■ Required work: Can you pull out each line of the data below that includes the word "JSON"?

■ Data for processing:
** Begin **

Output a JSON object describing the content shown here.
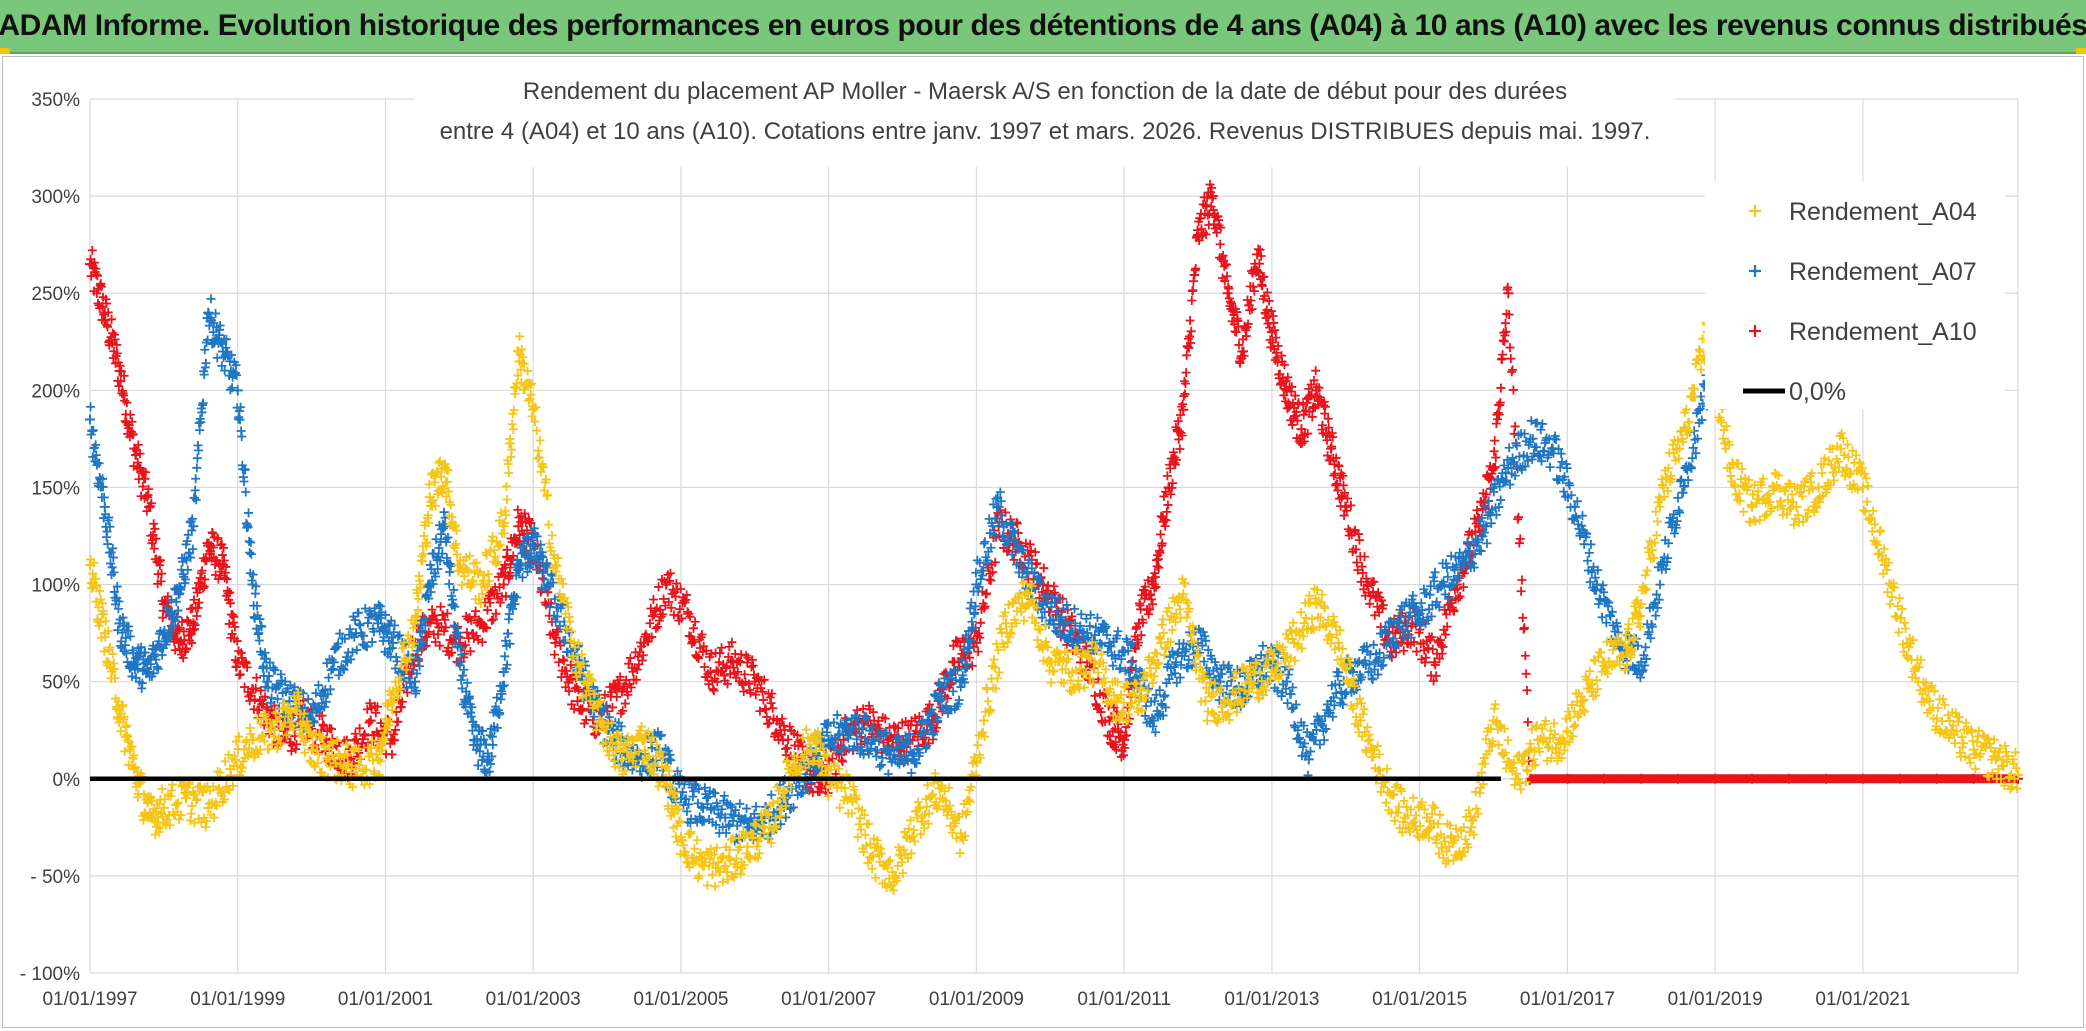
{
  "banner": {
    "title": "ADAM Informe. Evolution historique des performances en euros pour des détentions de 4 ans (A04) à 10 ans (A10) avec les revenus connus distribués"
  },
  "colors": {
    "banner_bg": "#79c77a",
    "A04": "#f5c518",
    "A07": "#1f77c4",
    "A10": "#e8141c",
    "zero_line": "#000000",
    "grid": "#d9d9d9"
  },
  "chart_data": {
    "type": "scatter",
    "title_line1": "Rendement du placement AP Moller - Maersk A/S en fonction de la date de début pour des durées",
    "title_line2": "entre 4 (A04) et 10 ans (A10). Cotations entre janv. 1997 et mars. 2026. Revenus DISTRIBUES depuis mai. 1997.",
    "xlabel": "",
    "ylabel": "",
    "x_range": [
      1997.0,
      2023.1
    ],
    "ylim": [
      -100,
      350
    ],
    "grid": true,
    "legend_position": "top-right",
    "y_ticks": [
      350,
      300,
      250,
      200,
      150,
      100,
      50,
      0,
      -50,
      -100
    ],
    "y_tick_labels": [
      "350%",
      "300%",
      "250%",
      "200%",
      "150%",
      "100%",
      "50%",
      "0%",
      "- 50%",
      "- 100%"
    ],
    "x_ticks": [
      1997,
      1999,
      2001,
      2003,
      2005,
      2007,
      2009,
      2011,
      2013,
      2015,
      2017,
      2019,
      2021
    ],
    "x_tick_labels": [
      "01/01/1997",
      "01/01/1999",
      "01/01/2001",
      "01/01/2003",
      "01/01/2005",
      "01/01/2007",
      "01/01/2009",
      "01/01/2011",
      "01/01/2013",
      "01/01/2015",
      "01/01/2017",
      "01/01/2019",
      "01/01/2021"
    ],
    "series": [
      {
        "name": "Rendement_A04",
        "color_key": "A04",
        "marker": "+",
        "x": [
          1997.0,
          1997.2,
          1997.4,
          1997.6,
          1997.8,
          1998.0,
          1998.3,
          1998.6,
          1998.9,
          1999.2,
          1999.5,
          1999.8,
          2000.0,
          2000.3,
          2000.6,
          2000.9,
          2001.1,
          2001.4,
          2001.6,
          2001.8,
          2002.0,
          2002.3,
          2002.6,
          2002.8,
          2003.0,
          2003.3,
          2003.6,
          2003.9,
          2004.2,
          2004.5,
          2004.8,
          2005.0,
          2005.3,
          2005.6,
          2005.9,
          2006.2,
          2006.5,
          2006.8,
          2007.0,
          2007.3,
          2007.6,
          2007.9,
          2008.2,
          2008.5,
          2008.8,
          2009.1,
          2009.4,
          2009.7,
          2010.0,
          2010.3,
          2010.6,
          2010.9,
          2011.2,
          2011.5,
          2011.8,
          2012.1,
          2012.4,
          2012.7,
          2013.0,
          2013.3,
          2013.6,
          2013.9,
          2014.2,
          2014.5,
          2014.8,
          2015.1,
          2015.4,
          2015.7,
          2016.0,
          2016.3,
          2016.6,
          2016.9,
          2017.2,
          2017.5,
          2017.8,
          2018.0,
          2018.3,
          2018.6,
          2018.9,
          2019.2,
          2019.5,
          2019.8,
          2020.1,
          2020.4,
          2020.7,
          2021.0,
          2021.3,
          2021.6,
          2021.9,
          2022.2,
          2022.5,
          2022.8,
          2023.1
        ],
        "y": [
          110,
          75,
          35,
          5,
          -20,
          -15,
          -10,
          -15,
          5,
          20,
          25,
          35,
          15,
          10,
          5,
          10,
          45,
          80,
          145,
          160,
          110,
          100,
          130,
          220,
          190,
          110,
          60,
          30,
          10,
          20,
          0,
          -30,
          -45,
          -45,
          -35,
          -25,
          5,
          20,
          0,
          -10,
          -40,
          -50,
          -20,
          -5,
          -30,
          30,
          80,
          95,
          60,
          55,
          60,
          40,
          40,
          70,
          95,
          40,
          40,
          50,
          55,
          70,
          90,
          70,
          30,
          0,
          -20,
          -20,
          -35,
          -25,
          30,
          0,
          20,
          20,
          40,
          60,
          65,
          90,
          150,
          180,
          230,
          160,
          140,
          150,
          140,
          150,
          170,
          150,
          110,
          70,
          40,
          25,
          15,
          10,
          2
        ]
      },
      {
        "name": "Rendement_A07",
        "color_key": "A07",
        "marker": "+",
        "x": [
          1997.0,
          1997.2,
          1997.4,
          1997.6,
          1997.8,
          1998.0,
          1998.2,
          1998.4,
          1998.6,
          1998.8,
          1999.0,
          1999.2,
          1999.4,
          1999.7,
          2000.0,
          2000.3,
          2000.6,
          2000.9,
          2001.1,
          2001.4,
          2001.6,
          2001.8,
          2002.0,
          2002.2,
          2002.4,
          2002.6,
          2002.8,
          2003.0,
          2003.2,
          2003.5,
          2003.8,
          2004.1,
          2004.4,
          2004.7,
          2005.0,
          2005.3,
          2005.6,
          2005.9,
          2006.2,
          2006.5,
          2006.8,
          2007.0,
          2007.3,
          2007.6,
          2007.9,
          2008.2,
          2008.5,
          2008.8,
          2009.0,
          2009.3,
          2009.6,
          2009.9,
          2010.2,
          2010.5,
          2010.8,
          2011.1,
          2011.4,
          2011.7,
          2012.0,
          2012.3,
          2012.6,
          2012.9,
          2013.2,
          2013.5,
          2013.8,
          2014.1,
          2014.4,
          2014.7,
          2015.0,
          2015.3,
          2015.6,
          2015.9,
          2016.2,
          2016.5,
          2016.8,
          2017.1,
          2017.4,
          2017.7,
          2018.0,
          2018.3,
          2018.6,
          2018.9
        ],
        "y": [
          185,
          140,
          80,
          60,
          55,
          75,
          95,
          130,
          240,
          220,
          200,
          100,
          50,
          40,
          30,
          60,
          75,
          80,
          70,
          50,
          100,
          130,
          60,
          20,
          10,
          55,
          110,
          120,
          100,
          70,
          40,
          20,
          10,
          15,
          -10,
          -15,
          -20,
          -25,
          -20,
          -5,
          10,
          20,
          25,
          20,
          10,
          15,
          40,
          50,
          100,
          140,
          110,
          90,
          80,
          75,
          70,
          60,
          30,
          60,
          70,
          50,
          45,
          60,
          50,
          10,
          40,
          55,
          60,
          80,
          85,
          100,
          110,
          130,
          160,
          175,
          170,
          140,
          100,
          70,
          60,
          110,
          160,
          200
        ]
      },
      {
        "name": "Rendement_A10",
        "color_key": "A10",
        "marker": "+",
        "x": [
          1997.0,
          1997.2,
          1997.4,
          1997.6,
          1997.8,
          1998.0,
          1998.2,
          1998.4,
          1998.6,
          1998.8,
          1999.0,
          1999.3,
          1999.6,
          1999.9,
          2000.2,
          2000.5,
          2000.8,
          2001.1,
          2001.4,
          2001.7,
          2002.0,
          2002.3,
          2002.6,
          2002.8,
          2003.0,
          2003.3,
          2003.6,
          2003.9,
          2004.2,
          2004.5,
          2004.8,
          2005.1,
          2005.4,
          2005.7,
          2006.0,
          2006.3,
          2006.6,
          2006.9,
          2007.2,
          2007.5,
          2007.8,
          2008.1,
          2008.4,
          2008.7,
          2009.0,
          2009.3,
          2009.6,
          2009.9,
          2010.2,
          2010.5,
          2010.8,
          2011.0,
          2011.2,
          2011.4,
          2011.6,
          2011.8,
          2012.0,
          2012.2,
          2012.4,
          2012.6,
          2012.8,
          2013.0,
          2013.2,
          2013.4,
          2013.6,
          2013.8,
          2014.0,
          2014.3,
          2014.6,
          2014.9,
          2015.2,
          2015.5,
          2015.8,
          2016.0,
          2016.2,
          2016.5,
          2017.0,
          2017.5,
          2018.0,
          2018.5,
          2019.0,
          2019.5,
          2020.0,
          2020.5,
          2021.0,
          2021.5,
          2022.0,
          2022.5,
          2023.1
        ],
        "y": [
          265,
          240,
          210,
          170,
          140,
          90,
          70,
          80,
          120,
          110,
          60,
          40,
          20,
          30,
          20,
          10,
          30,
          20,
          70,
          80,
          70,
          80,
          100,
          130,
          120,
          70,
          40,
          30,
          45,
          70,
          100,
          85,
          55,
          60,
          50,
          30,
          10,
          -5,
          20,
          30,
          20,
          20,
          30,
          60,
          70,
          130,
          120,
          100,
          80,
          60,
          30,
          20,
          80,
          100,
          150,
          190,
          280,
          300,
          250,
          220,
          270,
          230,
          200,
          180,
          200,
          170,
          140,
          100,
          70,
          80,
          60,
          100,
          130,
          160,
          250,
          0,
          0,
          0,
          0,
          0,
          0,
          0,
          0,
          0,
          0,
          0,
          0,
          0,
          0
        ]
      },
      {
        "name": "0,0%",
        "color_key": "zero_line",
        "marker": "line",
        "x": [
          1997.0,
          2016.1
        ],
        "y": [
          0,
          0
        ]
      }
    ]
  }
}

** End **
** Begin **

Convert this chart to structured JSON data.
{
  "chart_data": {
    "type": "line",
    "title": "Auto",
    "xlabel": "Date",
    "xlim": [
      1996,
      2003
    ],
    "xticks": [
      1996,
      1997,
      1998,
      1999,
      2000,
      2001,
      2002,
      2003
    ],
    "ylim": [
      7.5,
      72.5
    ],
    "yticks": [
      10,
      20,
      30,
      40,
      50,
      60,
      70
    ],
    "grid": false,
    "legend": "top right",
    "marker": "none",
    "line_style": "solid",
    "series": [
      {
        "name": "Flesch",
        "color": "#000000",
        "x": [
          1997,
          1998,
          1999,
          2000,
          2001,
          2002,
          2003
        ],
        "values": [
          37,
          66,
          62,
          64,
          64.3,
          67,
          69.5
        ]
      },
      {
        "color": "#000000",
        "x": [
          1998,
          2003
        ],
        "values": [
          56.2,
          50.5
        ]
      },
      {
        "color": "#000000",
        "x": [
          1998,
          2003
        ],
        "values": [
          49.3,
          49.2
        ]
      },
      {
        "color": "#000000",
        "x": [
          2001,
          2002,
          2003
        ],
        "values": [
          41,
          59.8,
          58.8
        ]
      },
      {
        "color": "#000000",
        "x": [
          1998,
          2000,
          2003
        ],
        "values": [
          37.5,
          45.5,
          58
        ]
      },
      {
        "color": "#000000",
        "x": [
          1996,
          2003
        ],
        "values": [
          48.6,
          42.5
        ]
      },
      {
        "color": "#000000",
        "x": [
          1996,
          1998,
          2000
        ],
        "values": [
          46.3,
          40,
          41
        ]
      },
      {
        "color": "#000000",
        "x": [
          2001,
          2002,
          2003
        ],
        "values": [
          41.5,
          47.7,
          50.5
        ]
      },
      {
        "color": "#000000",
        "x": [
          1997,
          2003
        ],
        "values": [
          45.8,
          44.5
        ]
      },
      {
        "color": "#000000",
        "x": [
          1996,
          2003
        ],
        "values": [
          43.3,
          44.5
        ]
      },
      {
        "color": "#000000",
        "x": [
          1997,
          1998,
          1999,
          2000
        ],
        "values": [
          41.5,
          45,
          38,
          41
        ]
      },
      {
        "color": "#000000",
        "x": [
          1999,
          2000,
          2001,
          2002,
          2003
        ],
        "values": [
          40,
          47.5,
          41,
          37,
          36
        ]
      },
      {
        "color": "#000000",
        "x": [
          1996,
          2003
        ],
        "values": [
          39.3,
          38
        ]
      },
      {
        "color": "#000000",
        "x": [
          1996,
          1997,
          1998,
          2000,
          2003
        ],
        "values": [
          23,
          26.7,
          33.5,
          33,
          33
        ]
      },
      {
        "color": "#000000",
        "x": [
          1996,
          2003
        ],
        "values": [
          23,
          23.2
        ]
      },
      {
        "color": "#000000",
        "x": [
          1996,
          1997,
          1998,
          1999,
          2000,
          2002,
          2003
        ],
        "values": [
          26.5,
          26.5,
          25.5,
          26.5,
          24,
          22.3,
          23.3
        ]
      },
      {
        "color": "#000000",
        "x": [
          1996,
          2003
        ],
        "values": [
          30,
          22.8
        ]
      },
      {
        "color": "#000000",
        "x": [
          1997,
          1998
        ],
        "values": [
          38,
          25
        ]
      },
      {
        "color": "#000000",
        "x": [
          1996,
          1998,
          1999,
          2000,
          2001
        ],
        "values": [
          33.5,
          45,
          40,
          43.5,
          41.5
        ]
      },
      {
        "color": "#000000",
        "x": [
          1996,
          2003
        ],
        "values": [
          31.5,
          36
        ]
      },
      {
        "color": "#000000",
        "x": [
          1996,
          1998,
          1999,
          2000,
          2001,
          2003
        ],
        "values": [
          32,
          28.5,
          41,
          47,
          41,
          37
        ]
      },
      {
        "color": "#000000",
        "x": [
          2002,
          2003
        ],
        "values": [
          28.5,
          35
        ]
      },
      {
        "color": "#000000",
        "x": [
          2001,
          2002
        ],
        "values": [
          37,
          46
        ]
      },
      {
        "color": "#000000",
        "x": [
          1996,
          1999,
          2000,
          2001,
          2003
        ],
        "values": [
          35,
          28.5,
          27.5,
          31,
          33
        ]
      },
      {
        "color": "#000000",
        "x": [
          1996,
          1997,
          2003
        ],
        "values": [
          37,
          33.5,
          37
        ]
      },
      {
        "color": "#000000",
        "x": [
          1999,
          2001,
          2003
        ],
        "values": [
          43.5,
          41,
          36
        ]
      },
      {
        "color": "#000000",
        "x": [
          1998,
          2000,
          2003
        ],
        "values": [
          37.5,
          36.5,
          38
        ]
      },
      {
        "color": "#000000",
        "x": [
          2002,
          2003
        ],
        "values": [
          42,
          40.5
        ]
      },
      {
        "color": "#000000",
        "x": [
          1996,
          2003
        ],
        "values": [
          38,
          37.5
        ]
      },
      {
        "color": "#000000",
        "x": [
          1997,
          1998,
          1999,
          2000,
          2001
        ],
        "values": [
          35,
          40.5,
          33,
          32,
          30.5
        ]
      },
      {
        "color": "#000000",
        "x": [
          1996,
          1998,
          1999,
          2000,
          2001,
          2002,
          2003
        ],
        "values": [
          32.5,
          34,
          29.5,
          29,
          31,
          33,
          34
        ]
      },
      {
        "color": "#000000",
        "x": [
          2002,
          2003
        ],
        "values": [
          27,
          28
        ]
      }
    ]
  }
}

** End **

■ Output of the exercise:
Output a JSON object describing the content shown here.
Convert this chart to structured JSON data.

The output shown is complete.